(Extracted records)
[start]

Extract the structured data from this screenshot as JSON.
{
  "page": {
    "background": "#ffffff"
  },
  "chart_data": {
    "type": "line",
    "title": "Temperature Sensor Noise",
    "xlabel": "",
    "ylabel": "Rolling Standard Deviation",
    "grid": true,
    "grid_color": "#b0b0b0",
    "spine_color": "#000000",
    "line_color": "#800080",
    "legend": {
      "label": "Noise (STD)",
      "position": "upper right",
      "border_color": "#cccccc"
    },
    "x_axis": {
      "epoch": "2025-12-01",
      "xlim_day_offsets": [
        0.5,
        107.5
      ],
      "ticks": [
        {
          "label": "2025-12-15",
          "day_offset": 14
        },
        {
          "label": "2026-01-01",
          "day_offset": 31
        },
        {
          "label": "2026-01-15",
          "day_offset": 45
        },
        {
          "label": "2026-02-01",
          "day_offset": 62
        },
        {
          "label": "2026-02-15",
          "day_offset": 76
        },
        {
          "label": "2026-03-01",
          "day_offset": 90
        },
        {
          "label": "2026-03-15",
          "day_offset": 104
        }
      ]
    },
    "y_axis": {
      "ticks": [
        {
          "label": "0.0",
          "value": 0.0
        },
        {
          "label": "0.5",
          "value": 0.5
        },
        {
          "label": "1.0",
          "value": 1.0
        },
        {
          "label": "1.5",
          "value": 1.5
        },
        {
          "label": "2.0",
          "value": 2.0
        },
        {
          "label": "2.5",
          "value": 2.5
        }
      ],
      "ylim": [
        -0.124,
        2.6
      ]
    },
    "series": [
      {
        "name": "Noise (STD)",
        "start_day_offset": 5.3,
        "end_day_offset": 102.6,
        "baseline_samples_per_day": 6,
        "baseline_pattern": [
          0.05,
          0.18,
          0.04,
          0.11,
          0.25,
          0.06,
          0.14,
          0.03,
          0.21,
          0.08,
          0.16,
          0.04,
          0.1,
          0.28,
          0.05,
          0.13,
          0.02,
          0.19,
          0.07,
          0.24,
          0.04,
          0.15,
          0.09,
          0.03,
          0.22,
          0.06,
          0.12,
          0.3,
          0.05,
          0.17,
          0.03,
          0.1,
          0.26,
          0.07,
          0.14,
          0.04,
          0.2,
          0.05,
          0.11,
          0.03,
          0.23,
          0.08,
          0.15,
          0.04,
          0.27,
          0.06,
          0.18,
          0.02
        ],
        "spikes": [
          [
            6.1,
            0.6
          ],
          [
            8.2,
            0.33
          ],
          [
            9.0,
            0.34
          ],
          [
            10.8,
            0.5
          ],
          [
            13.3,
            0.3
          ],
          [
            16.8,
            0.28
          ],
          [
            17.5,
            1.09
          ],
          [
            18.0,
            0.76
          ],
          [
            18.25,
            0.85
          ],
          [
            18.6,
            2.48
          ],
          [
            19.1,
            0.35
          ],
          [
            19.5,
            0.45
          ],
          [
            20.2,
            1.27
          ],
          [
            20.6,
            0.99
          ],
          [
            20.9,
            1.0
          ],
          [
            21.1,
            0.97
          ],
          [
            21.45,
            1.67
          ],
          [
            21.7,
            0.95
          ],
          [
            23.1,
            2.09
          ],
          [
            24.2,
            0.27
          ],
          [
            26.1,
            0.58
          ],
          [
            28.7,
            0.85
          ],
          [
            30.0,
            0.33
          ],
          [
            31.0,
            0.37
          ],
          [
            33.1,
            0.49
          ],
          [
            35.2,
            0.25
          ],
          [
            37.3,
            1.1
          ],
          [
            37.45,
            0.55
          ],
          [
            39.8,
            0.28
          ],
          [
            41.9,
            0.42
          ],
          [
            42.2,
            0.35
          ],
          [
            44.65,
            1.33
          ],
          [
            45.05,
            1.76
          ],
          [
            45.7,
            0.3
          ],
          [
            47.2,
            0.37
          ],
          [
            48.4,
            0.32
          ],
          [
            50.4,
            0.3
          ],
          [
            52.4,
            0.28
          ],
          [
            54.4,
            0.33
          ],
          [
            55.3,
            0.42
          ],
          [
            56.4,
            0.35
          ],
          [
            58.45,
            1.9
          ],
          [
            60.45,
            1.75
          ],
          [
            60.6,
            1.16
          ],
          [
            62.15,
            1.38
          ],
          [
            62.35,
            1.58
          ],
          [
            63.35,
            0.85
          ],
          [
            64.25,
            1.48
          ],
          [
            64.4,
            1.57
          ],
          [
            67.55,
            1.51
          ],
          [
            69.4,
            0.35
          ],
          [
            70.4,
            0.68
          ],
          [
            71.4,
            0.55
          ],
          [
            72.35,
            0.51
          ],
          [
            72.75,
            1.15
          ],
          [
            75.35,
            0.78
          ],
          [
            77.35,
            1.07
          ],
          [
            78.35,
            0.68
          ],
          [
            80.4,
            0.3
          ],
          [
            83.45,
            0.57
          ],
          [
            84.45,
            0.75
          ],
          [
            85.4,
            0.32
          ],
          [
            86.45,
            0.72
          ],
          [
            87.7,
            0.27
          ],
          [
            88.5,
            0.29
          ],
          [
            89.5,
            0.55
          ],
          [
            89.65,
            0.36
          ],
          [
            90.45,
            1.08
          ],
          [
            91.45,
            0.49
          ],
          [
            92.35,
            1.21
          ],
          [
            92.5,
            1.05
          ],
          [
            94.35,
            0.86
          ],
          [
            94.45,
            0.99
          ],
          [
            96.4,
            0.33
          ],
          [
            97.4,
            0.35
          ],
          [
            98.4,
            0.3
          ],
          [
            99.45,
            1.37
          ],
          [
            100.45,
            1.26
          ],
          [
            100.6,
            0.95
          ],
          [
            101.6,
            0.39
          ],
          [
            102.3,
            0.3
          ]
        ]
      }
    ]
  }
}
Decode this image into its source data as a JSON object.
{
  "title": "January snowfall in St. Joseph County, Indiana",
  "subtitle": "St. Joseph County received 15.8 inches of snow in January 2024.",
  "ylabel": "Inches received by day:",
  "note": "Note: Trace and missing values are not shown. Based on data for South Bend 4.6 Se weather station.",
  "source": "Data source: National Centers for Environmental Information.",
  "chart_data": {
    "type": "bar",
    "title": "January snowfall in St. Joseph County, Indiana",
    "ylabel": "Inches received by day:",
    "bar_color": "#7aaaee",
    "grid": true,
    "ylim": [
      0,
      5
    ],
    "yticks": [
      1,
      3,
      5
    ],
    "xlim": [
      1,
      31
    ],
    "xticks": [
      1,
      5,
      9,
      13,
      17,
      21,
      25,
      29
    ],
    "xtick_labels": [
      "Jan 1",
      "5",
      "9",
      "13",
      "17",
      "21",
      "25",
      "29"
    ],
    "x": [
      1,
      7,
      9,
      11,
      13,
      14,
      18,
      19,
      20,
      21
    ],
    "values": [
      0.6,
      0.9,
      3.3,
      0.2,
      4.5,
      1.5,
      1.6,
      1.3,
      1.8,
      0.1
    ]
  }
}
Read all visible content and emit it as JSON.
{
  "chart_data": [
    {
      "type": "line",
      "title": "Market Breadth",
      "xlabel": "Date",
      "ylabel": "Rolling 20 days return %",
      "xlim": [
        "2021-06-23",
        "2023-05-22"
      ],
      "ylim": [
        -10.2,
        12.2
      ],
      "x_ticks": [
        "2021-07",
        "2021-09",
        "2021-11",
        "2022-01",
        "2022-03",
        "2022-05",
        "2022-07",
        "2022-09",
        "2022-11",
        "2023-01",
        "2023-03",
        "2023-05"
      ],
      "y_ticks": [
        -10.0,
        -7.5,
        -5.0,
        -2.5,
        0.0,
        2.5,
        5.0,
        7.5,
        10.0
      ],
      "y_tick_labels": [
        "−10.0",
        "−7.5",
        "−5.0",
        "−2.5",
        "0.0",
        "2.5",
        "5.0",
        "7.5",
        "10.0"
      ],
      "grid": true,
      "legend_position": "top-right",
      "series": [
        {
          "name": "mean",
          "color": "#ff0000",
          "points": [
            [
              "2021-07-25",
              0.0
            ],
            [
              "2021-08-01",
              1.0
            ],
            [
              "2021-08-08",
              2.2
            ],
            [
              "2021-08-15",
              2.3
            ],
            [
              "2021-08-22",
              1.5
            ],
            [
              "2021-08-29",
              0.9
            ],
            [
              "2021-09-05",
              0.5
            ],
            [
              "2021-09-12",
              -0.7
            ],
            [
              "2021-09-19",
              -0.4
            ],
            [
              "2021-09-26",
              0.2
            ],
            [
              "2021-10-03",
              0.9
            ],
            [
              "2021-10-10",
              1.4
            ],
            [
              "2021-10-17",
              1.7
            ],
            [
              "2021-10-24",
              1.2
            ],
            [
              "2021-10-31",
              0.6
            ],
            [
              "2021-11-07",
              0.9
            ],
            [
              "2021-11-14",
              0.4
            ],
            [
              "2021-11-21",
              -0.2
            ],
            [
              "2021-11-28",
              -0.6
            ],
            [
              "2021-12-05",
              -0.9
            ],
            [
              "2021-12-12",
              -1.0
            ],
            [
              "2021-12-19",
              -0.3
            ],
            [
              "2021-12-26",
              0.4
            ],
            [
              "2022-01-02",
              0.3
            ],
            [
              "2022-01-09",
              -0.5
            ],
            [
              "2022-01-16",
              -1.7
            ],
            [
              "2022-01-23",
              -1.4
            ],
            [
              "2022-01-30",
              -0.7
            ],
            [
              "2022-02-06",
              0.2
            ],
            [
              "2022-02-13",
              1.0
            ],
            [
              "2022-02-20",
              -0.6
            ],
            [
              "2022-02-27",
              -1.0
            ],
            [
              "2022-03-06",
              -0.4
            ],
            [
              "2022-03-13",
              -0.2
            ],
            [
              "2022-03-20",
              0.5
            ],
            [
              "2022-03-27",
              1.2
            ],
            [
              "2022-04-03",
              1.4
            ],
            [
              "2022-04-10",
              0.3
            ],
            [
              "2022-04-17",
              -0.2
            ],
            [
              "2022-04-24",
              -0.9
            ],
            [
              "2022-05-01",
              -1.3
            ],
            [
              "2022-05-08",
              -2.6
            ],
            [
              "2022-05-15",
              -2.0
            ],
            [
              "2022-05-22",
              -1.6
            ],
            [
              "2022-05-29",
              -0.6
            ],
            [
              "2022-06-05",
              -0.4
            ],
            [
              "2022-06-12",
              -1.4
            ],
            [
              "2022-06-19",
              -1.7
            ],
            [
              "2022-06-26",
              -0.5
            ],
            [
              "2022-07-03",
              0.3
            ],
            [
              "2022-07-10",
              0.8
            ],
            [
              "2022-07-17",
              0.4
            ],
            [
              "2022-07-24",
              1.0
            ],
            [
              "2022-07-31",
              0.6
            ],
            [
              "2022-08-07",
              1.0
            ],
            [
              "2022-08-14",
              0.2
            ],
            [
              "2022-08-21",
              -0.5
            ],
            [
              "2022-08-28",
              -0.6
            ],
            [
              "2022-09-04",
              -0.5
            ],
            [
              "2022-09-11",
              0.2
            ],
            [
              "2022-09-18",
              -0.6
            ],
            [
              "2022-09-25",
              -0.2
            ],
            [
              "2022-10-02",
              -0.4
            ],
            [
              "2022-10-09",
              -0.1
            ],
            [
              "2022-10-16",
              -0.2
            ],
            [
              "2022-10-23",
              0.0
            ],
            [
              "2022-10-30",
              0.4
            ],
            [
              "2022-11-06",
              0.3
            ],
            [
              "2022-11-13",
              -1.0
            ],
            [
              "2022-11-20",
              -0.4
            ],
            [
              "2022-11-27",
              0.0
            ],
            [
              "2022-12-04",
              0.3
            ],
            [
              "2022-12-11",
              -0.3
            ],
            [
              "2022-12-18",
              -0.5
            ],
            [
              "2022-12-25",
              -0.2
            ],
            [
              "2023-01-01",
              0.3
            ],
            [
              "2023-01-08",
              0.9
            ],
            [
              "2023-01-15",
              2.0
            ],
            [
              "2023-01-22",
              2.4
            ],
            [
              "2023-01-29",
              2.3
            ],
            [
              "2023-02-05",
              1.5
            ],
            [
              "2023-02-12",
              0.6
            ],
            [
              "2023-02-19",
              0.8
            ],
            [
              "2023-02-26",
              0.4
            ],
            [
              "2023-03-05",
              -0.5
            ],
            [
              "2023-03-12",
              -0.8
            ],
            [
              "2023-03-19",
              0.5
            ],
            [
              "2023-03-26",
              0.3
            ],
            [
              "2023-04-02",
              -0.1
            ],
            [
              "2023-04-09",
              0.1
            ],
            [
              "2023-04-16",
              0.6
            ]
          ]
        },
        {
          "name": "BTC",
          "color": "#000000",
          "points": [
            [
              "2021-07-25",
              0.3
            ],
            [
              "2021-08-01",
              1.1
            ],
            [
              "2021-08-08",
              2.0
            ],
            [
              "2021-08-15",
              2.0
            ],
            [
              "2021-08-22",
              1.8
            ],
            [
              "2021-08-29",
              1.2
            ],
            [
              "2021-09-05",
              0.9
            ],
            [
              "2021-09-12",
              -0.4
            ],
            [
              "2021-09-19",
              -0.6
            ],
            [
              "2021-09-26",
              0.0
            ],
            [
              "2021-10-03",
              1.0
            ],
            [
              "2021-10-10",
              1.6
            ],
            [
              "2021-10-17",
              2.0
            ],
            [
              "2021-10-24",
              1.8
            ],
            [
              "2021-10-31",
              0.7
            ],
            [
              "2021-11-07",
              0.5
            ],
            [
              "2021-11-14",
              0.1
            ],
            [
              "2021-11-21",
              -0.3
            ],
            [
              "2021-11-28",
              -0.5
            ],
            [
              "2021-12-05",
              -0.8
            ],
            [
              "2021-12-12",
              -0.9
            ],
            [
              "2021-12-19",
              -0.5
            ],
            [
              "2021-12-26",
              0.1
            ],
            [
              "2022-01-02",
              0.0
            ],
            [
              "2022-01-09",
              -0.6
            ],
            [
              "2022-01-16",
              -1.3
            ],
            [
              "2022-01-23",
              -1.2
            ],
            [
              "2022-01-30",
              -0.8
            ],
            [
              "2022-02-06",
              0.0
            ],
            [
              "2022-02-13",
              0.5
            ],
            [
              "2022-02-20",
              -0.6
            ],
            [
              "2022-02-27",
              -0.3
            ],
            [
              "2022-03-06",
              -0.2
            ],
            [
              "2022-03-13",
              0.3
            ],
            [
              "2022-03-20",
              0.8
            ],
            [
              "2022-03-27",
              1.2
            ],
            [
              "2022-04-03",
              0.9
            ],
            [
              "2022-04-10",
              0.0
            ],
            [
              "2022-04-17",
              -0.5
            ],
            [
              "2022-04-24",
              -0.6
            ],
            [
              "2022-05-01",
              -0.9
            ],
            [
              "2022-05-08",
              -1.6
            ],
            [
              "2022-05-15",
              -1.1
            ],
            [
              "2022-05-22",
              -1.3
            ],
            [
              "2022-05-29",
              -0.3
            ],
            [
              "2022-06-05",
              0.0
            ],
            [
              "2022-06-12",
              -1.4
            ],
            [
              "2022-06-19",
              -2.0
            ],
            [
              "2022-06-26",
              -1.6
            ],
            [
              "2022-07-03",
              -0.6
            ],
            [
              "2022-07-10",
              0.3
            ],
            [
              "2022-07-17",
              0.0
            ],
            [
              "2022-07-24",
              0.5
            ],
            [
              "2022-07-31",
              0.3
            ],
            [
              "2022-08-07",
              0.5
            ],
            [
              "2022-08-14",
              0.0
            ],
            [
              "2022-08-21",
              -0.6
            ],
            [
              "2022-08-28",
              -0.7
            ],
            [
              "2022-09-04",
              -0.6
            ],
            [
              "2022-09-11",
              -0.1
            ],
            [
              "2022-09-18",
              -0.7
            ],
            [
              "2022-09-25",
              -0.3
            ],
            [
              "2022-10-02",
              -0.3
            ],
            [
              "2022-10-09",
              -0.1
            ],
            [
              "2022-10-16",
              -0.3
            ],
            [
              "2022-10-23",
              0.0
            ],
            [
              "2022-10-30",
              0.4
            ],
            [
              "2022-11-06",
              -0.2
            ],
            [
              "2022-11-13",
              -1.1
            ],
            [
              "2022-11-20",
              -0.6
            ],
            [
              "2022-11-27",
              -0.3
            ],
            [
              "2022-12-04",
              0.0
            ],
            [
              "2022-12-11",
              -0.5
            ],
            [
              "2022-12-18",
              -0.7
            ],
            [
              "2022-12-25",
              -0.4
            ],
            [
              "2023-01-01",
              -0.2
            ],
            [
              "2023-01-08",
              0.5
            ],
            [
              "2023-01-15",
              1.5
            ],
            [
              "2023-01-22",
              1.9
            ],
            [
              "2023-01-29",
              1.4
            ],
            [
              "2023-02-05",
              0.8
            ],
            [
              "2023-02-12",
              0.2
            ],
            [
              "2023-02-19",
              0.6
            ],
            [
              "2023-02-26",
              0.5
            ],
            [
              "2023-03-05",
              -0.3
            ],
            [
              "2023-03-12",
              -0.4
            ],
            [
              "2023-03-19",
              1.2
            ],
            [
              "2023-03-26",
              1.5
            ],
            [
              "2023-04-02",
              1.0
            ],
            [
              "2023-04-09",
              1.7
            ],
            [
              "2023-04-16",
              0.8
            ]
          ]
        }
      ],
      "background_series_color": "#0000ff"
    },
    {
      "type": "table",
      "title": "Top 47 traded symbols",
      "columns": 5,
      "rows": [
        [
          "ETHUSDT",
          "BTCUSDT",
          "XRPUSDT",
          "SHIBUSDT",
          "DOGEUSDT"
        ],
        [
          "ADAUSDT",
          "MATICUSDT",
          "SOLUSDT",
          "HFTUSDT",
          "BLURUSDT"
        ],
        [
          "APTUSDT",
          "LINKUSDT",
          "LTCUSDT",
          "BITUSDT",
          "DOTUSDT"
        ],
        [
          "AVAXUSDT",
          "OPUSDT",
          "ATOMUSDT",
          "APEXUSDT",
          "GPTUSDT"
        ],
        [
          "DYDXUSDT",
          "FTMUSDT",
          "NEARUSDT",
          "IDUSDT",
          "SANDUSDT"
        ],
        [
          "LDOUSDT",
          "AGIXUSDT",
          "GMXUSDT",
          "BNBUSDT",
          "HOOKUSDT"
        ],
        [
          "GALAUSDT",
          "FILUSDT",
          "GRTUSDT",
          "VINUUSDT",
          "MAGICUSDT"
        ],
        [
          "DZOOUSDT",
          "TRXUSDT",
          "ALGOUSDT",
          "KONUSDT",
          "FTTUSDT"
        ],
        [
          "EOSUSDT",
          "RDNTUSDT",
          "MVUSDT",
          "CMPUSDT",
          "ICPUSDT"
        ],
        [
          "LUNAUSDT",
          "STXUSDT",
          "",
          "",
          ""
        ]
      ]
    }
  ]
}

[end]

Task prompt -
Copy each line holding the word "JSON" from the listing above.

Written answer -
Extract the structured data from this screenshot as JSON.
Decode this image into its source data as a JSON object.
Read all visible content and emit it as JSON.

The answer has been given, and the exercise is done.